***** MATERIAL PROVIDED

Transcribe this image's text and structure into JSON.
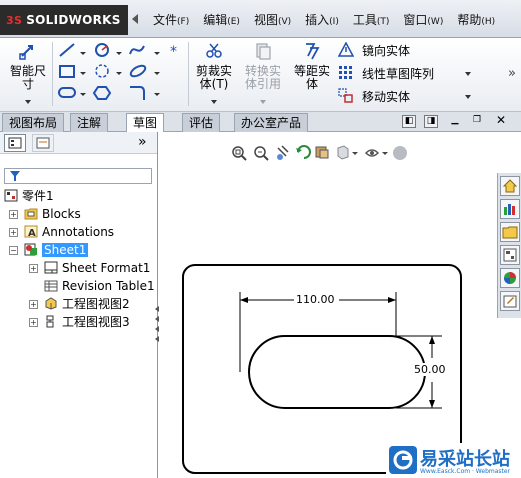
{
  "app": {
    "logo_text": "SOLIDWORKS",
    "logo_prefix": "3S"
  },
  "menu": [
    {
      "label": "文件",
      "key": "(F)"
    },
    {
      "label": "编辑",
      "key": "(E)"
    },
    {
      "label": "视图",
      "key": "(V)"
    },
    {
      "label": "插入",
      "key": "(I)"
    },
    {
      "label": "工具",
      "key": "(T)"
    },
    {
      "label": "窗口",
      "key": "(W)"
    },
    {
      "label": "帮助",
      "key": "(H)"
    }
  ],
  "ribbon": {
    "smart_dim_line1": "智能尺",
    "smart_dim_line2": "寸",
    "trim_line1": "剪裁实",
    "trim_line2": "体(T)",
    "convert_line1": "转换实",
    "convert_line2": "体引用",
    "offset_line1": "等距实",
    "offset_line2": "体",
    "mirror": "镜向实体",
    "linear_pattern": "线性草图阵列",
    "move": "移动实体"
  },
  "tabs": [
    "视图布局",
    "注解",
    "草图",
    "评估",
    "办公室产品"
  ],
  "active_tab": "草图",
  "tree": {
    "root": "零件1",
    "blocks": "Blocks",
    "annotations": "Annotations",
    "sheet": "Sheet1",
    "sheet_format": "Sheet Format1",
    "revision_table": "Revision Table1",
    "view2": "工程图视图2",
    "view3": "工程图视图3"
  },
  "drawing": {
    "dim_horizontal": "110.00",
    "dim_vertical": "50.00"
  },
  "watermark": {
    "title": "易采站长站",
    "subtitle": "Www.Easck.Com · Webmaster"
  },
  "colors": {
    "accent": "#3399ff",
    "logo_bg": "#2b2b2b",
    "watermark_blue": "#1f6fc5"
  }
}
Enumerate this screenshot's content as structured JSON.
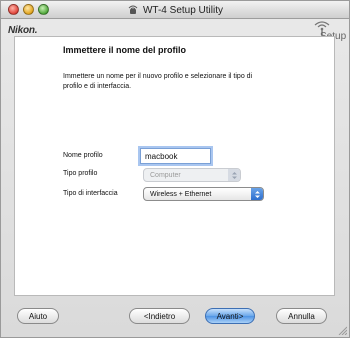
{
  "window": {
    "title": "WT-4 Setup Utility"
  },
  "header": {
    "brand": "Nikon.",
    "setup_label": "Setup"
  },
  "page": {
    "heading": "Immettere il nome del profilo",
    "description": "Immettere un nome per il nuovo profilo e selezionare il tipo di profilo e di interfaccia."
  },
  "form": {
    "profile_name_label": "Nome profilo",
    "profile_name_value": "macbook",
    "profile_type_label": "Tipo profilo",
    "profile_type_value": "Computer",
    "interface_type_label": "Tipo di interfaccia",
    "interface_type_value": "Wireless + Ethernet"
  },
  "buttons": {
    "help": "Aiuto",
    "back": "<Indietro",
    "next": "Avanti>",
    "cancel": "Annulla"
  },
  "colors": {
    "accent": "#4d93e4",
    "focus_ring": "#a9c6f0"
  }
}
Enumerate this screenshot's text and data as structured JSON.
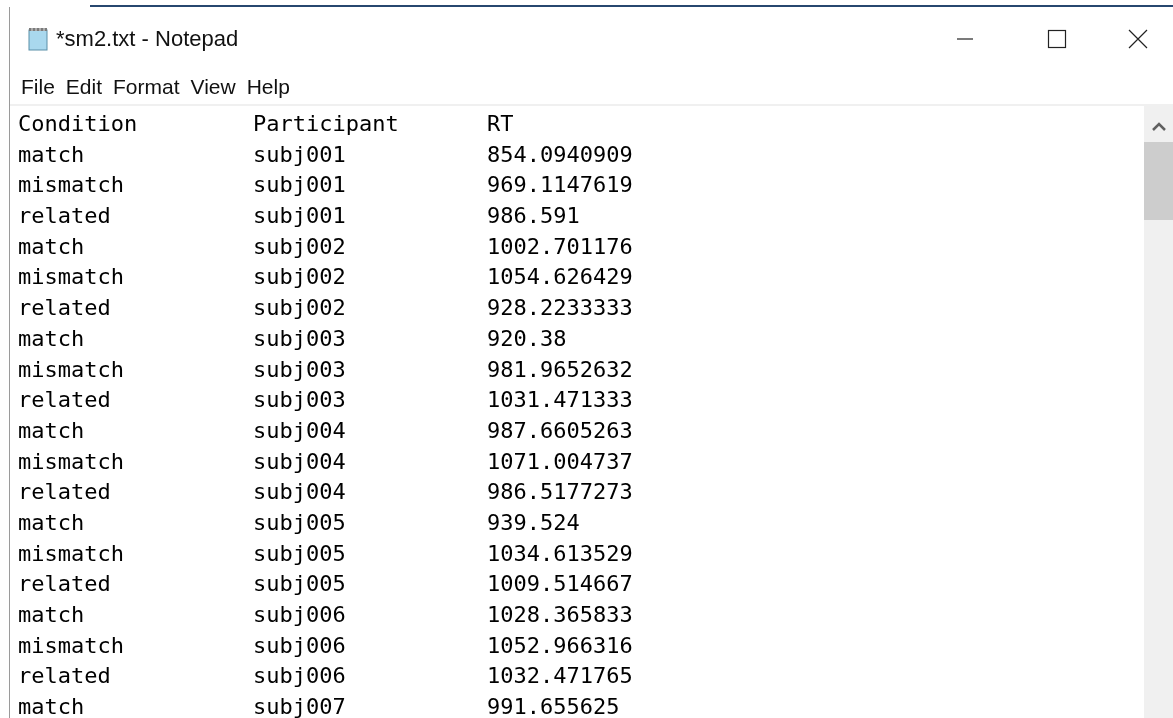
{
  "window": {
    "title": "*sm2.txt - Notepad"
  },
  "menu": [
    "File",
    "Edit",
    "Format",
    "View",
    "Help"
  ],
  "editor": {
    "lines": [
      [
        "Condition",
        "Participant",
        "RT"
      ],
      [
        "match",
        "subj001",
        "854.0940909"
      ],
      [
        "mismatch",
        "subj001",
        "969.1147619"
      ],
      [
        "related",
        "subj001",
        "986.591"
      ],
      [
        "match",
        "subj002",
        "1002.701176"
      ],
      [
        "mismatch",
        "subj002",
        "1054.626429"
      ],
      [
        "related",
        "subj002",
        "928.2233333"
      ],
      [
        "match",
        "subj003",
        "920.38"
      ],
      [
        "mismatch",
        "subj003",
        "981.9652632"
      ],
      [
        "related",
        "subj003",
        "1031.471333"
      ],
      [
        "match",
        "subj004",
        "987.6605263"
      ],
      [
        "mismatch",
        "subj004",
        "1071.004737"
      ],
      [
        "related",
        "subj004",
        "986.5177273"
      ],
      [
        "match",
        "subj005",
        "939.524"
      ],
      [
        "mismatch",
        "subj005",
        "1034.613529"
      ],
      [
        "related",
        "subj005",
        "1009.514667"
      ],
      [
        "match",
        "subj006",
        "1028.365833"
      ],
      [
        "mismatch",
        "subj006",
        "1052.966316"
      ],
      [
        "related",
        "subj006",
        "1032.471765"
      ],
      [
        "match",
        "subj007",
        "991.655625"
      ]
    ]
  }
}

**********

PROBLEM DETAILS - Pull every line containing "structured" out of the records.

TASK RESPONSE -
Enumerate this screenshot's content as structured JSON.
Enumerate this screenshot's text and data as structured JSON.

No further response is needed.